**Data for this exercise**
*-*-*

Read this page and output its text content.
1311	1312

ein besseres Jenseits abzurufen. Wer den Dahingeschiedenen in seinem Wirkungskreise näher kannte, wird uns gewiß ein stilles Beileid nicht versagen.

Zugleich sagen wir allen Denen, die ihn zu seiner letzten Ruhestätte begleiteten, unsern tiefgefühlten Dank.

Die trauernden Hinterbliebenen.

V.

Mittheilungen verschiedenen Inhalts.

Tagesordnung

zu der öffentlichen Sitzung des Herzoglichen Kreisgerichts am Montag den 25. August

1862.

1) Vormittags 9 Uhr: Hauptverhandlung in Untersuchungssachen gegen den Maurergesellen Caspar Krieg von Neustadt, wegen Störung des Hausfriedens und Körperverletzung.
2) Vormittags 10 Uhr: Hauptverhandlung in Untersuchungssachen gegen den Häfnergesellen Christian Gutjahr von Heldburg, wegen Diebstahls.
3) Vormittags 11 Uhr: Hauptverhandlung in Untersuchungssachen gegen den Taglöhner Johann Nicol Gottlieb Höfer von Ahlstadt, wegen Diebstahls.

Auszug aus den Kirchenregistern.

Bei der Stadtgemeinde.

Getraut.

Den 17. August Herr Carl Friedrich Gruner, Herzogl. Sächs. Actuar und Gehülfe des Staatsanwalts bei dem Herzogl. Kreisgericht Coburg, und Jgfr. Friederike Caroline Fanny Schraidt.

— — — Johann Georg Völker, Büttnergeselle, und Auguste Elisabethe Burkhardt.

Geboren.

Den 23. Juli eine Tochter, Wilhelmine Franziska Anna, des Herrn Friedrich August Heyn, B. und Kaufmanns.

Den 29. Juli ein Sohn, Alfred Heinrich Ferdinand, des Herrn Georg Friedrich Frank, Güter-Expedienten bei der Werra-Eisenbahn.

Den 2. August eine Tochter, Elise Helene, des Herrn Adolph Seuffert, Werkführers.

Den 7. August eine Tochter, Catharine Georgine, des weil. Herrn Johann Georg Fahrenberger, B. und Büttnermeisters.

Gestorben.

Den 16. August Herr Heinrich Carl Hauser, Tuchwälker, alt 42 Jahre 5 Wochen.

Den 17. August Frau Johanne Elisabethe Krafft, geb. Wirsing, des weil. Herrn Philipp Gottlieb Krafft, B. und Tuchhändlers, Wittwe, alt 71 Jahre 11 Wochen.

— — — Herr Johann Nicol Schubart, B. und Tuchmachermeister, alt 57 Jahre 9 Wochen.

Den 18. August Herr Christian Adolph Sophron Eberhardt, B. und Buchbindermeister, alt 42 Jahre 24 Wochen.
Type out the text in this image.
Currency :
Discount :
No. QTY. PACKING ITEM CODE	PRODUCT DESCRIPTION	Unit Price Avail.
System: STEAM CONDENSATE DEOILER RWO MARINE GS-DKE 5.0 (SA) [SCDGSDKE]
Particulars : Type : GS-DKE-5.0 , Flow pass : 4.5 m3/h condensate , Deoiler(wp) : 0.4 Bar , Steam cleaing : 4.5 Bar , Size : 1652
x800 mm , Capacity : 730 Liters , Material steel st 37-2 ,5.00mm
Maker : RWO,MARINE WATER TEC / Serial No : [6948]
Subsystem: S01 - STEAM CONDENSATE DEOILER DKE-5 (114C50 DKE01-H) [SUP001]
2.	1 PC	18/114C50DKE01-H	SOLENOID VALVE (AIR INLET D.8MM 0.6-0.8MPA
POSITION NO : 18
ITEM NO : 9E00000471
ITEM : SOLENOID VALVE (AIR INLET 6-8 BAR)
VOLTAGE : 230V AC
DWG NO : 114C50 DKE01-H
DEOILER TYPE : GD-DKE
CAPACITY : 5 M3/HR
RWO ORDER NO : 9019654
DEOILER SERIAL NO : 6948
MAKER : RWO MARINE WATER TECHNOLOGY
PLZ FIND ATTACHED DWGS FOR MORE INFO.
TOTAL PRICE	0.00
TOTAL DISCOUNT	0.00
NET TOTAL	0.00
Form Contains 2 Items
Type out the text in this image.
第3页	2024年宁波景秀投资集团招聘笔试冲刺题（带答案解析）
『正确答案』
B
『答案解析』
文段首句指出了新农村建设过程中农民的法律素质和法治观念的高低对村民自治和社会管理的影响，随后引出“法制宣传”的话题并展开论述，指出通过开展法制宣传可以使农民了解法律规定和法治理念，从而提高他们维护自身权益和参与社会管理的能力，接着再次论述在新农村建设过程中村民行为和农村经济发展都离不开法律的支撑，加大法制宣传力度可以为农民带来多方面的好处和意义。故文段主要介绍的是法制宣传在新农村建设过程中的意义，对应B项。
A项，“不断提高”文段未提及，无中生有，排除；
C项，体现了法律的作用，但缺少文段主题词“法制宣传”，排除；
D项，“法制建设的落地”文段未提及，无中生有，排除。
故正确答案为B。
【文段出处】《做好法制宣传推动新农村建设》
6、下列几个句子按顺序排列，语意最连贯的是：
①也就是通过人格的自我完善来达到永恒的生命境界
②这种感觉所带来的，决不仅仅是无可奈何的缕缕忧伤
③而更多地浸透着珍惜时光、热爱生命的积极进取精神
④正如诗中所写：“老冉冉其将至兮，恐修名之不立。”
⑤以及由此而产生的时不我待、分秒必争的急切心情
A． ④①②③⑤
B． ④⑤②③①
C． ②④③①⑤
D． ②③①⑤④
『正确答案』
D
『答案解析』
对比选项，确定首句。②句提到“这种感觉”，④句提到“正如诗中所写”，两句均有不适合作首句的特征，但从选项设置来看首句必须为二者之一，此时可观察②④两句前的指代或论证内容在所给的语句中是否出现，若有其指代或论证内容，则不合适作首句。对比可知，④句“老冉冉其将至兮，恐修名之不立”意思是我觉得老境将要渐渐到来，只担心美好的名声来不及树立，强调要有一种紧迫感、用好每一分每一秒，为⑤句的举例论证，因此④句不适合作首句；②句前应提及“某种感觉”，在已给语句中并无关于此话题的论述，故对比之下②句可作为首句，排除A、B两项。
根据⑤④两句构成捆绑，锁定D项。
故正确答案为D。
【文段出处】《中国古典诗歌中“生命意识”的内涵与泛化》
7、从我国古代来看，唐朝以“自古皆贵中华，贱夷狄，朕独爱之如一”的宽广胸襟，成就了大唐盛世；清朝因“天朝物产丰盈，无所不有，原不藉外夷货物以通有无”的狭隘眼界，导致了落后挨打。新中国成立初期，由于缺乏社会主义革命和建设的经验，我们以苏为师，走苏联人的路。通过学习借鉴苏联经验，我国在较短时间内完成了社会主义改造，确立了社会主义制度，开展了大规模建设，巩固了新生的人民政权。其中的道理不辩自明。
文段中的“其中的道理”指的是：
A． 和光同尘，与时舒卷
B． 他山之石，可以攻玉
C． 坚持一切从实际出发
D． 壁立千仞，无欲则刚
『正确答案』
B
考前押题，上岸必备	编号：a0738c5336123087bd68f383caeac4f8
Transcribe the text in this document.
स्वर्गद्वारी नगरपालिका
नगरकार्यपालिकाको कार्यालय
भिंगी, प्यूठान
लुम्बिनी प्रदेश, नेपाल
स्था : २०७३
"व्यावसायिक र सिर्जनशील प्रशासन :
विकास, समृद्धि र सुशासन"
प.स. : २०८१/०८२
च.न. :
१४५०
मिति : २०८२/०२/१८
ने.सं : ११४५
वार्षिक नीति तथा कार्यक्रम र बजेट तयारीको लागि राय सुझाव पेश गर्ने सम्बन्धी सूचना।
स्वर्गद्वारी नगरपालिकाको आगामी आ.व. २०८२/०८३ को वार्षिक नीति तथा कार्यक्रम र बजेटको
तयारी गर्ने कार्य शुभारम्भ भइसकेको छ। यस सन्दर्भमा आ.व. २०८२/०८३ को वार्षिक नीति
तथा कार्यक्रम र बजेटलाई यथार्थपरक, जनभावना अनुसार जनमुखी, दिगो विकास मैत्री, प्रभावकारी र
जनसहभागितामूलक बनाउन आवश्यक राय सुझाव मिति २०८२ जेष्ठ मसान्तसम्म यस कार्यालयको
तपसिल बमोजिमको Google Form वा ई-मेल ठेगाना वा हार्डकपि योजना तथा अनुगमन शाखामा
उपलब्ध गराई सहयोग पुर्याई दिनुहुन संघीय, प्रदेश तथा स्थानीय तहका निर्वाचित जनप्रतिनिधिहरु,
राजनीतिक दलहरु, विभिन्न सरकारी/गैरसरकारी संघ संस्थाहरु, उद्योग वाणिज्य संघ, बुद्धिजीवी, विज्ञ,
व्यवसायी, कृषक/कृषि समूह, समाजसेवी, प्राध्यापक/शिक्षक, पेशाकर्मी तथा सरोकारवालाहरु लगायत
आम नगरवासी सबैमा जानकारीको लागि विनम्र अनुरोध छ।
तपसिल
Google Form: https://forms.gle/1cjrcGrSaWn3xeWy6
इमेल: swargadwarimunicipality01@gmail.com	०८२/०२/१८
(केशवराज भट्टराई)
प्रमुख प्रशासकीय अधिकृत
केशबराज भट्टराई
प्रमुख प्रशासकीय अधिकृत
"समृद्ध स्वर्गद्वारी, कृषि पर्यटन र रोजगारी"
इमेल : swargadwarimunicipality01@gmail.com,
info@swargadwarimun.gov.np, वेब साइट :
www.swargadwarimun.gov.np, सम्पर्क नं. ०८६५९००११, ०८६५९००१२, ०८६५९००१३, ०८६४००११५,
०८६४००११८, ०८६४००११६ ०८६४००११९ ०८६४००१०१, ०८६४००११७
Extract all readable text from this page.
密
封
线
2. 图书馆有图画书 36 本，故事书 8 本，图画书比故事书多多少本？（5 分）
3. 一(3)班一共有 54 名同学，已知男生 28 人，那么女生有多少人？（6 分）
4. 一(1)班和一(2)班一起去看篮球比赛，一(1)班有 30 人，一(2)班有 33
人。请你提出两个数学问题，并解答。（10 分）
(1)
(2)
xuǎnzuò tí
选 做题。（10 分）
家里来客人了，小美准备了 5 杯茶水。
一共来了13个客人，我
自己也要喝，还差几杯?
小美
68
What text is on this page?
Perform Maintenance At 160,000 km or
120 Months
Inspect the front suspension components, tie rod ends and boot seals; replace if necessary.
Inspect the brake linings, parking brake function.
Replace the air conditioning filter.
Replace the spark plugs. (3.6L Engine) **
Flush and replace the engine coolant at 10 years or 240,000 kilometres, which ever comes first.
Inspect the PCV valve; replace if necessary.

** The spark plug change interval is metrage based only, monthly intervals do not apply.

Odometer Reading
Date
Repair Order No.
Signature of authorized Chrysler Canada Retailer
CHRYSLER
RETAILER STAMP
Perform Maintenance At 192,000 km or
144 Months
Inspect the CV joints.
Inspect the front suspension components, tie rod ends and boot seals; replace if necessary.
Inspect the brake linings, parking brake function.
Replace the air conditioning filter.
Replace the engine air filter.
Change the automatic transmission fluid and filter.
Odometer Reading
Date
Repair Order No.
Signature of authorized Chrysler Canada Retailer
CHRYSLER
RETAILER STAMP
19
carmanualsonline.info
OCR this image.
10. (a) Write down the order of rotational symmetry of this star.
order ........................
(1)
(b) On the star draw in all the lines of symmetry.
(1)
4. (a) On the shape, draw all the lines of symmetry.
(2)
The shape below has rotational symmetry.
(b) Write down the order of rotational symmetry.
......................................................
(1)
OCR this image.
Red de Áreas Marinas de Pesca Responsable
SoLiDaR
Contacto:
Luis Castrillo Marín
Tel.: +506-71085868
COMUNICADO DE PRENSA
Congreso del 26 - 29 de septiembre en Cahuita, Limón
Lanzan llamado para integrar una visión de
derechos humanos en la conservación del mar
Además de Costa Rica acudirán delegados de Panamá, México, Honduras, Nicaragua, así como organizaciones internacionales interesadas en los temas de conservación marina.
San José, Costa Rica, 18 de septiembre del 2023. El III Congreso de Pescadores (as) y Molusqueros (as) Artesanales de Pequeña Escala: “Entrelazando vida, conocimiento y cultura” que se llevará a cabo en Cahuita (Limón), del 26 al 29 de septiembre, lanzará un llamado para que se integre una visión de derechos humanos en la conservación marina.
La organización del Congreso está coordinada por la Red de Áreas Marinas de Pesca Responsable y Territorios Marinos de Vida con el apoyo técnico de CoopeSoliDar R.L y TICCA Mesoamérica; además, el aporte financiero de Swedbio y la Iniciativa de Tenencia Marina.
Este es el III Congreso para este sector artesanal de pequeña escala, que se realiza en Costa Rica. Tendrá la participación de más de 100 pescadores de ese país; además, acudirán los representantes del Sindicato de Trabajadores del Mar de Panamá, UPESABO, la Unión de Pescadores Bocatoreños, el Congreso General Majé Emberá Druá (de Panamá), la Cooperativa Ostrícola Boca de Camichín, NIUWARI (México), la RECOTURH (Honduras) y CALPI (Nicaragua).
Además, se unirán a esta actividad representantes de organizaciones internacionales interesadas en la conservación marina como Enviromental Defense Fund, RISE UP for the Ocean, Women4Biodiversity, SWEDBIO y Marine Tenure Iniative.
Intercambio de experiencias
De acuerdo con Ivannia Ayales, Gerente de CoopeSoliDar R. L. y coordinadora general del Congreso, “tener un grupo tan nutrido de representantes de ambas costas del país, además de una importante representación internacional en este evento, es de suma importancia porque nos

*-*-*

From the data above, copy each line where the string "weil" appears.

**Answer for this exercise**
Den 7. August eine Tochter, Catharine Georgine, des weil. Herrn Johann Georg Fahrenberger, B. und Büttnermeisters.
Den 17. August Frau Johanne Elisabethe Krafft, geb. Wirsing, des weil. Herrn Philipp Gottlieb Krafft, B. und Tuchhändlers, Wittwe, alt 71 Jahre 11 Wochen.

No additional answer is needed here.